(Records for processing Opens)

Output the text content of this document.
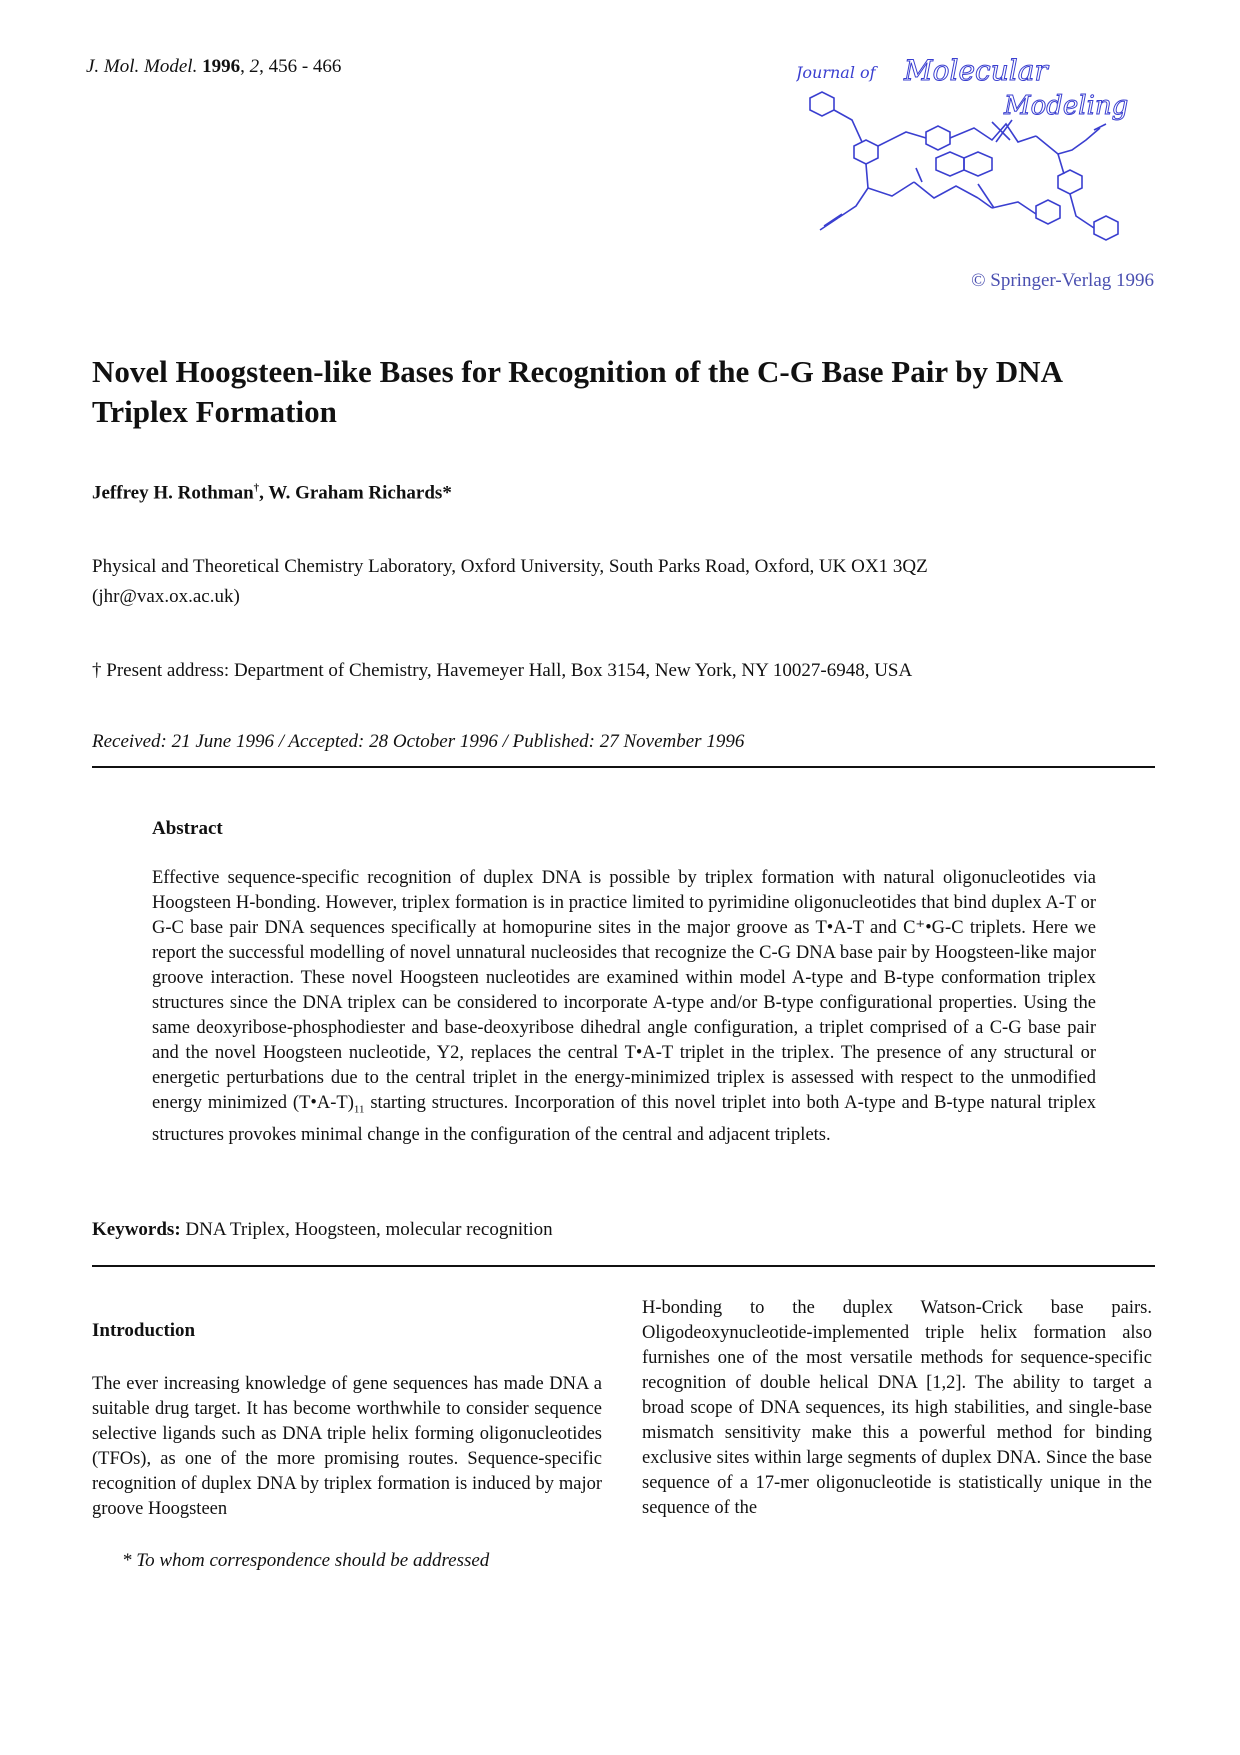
J. Mol. Model. 1996, 2, 456 - 466	Journal of Molecular
Modeling
© Springer-Verlag 1996
Novel Hoogsteen-like Bases for Recognition of the C-G Base Pair by DNA Triplex Formation
Jeffrey H. Rothman†, W. Graham Richards*
Physical and Theoretical Chemistry Laboratory, Oxford University, South Parks Road, Oxford, UK OX1 3QZ
(jhr@vax.ox.ac.uk)
† Present address: Department of Chemistry, Havemeyer Hall, Box 3154, New York, NY 10027-6948, USA
Received: 21 June 1996 / Accepted: 28 October 1996 / Published: 27 November 1996
Abstract
Effective sequence-specific recognition of duplex DNA is possible by triplex formation with natural oligonucleotides via Hoogsteen H-bonding. However, triplex formation is in practice limited to pyrimidine oligonucleotides that bind duplex A-T or G-C base pair DNA sequences specifically at homopurine sites in the major groove as T•A-T and C⁺•G-C triplets. Here we report the successful modelling of novel unnatural nucleosides that recognize the C-G DNA base pair by Hoogsteen-like major groove interaction. These novel Hoogsteen nucleotides are examined within model A-type and B-type conformation triplex structures since the DNA triplex can be considered to incorporate A-type and/or B-type configurational properties. Using the same deoxyribose-phosphodiester and base-deoxyribose dihedral angle configuration, a triplet comprised of a C-G base pair and the novel Hoogsteen nucleotide, Y2, replaces the central T•A-T triplet in the triplex. The presence of any structural or energetic perturbations due to the central triplet in the energy-minimized triplex is assessed with respect to the unmodified energy minimized $(T•A-T)_{11}$ starting structures. Incorporation of this novel triplet into both A-type and B-type natural triplex structures provokes minimal change in the configuration of the central and adjacent triplets.
Keywords: DNA Triplex, Hoogsteen, molecular recognition
Introduction
The ever increasing knowledge of gene sequences has made DNA a suitable drug target. It has become worthwhile to consider sequence selective ligands such as DNA triple helix forming oligonucleotides (TFOs), as one of the more promising routes. Sequence-specific recognition of duplex DNA by triplex formation is induced by major groove Hoogsteen
H-bonding to the duplex Watson-Crick base pairs. Oligodeoxynucleotide-implemented triple helix formation also furnishes one of the most versatile methods for sequence-specific recognition of double helical DNA [1,2]. The ability to target a broad scope of DNA sequences, its high stabilities, and single-base mismatch sensitivity make this a powerful method for binding exclusive sites within large segments of duplex DNA. Since the base sequence of a 17-mer oligonucleotide is statistically unique in the sequence of the
* To whom correspondence should be addressed
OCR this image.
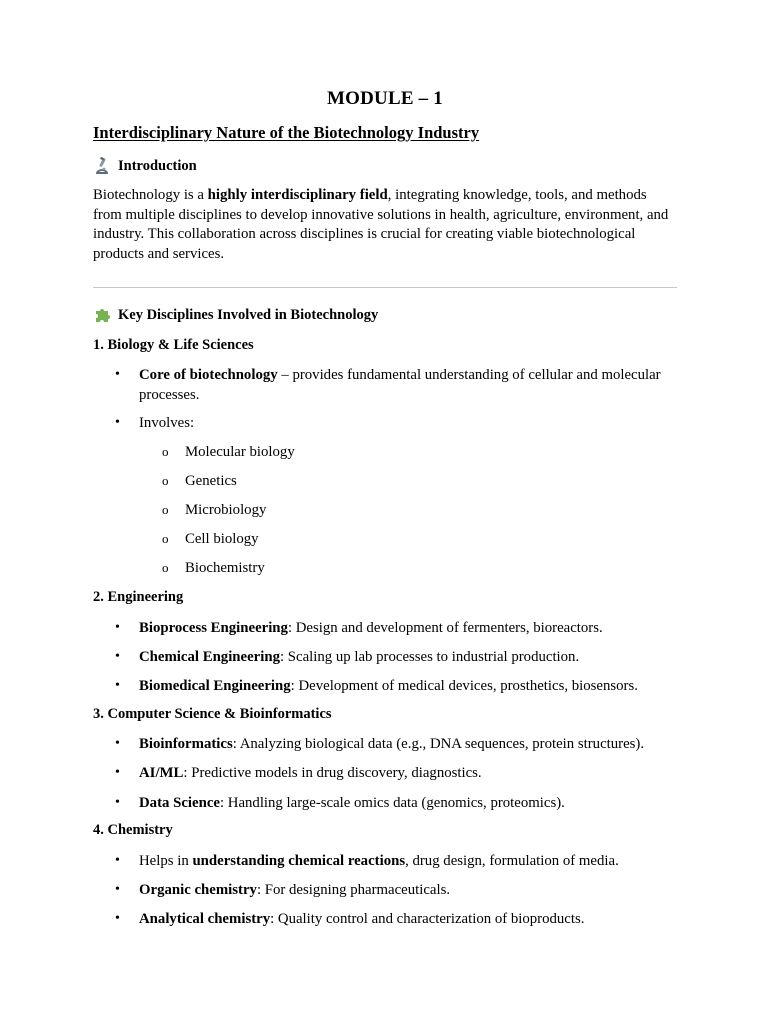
MODULE – 1
Interdisciplinary Nature of the Biotechnology Industry
Introduction
Biotechnology is a highly interdisciplinary field, integrating knowledge, tools, and methods from multiple disciplines to develop innovative solutions in health, agriculture, environment, and industry. This collaboration across disciplines is crucial for creating viable biotechnological products and services.
Key Disciplines Involved in Biotechnology
1. Biology & Life Sciences
• Core of biotechnology – provides fundamental understanding of cellular and molecular processes.
• Involves:
o Molecular biology
o Genetics
o Microbiology
o Cell biology
o Biochemistry
2. Engineering
• Bioprocess Engineering: Design and development of fermenters, bioreactors.
• Chemical Engineering: Scaling up lab processes to industrial production.
• Biomedical Engineering: Development of medical devices, prosthetics, biosensors.
3. Computer Science & Bioinformatics
• Bioinformatics: Analyzing biological data (e.g., DNA sequences, protein structures).
• AI/ML: Predictive models in drug discovery, diagnostics.
• Data Science: Handling large-scale omics data (genomics, proteomics).
4. Chemistry
• Helps in understanding chemical reactions, drug design, formulation of media.
• Organic chemistry: For designing pharmaceuticals.
• Analytical chemistry: Quality control and characterization of bioproducts.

(Records for processing Closes)

● Exercise requirements
Reproduce each line above precisely, with no pictures.

● Answer box
Output the text content of this document.
J. Mol. Model. 1996, 2, 456 - 466	Journal of Molecular
Modeling
© Springer-Verlag 1996
Novel Hoogsteen-like Bases for Recognition of the C-G Base Pair by DNA Triplex Formation
Jeffrey H. Rothman†, W. Graham Richards*
Physical and Theoretical Chemistry Laboratory, Oxford University, South Parks Road, Oxford, UK OX1 3QZ
(jhr@vax.ox.ac.uk)
† Present address: Department of Chemistry, Havemeyer Hall, Box 3154, New York, NY 10027-6948, USA
Received: 21 June 1996 / Accepted: 28 October 1996 / Published: 27 November 1996
Abstract
Effective sequence-specific recognition of duplex DNA is possible by triplex formation with natural oligonucleotides via Hoogsteen H-bonding. However, triplex formation is in practice limited to pyrimidine oligonucleotides that bind duplex A-T or G-C base pair DNA sequences specifically at homopurine sites in the major groove as T•A-T and C⁺•G-C triplets. Here we report the successful modelling of novel unnatural nucleosides that recognize the C-G DNA base pair by Hoogsteen-like major groove interaction. These novel Hoogsteen nucleotides are examined within model A-type and B-type conformation triplex structures since the DNA triplex can be considered to incorporate A-type and/or B-type configurational properties. Using the same deoxyribose-phosphodiester and base-deoxyribose dihedral angle configuration, a triplet comprised of a C-G base pair and the novel Hoogsteen nucleotide, Y2, replaces the central T•A-T triplet in the triplex. The presence of any structural or energetic perturbations due to the central triplet in the energy-minimized triplex is assessed with respect to the unmodified energy minimized $(T•A-T)_{11}$ starting structures. Incorporation of this novel triplet into both A-type and B-type natural triplex structures provokes minimal change in the configuration of the central and adjacent triplets.
Keywords: DNA Triplex, Hoogsteen, molecular recognition
Introduction
The ever increasing knowledge of gene sequences has made DNA a suitable drug target. It has become worthwhile to consider sequence selective ligands such as DNA triple helix forming oligonucleotides (TFOs), as one of the more promising routes. Sequence-specific recognition of duplex DNA by triplex formation is induced by major groove Hoogsteen
H-bonding to the duplex Watson-Crick base pairs. Oligodeoxynucleotide-implemented triple helix formation also furnishes one of the most versatile methods for sequence-specific recognition of double helical DNA [1,2]. The ability to target a broad scope of DNA sequences, its high stabilities, and single-base mismatch sensitivity make this a powerful method for binding exclusive sites within large segments of duplex DNA. Since the base sequence of a 17-mer oligonucleotide is statistically unique in the sequence of the
* To whom correspondence should be addressed
OCR this image.
MODULE – 1
Interdisciplinary Nature of the Biotechnology Industry
Introduction
Biotechnology is a highly interdisciplinary field, integrating knowledge, tools, and methods from multiple disciplines to develop innovative solutions in health, agriculture, environment, and industry. This collaboration across disciplines is crucial for creating viable biotechnological products and services.
Key Disciplines Involved in Biotechnology
1. Biology & Life Sciences
• Core of biotechnology – provides fundamental understanding of cellular and molecular processes.
• Involves:
o Molecular biology
o Genetics
o Microbiology
o Cell biology
o Biochemistry
2. Engineering
• Bioprocess Engineering: Design and development of fermenters, bioreactors.
• Chemical Engineering: Scaling up lab processes to industrial production.
• Biomedical Engineering: Development of medical devices, prosthetics, biosensors.
3. Computer Science & Bioinformatics
• Bioinformatics: Analyzing biological data (e.g., DNA sequences, protein structures).
• AI/ML: Predictive models in drug discovery, diagnostics.
• Data Science: Handling large-scale omics data (genomics, proteomics).
4. Chemistry
• Helps in understanding chemical reactions, drug design, formulation of media.
• Organic chemistry: For designing pharmaceuticals.
• Analytical chemistry: Quality control and characterization of bioproducts.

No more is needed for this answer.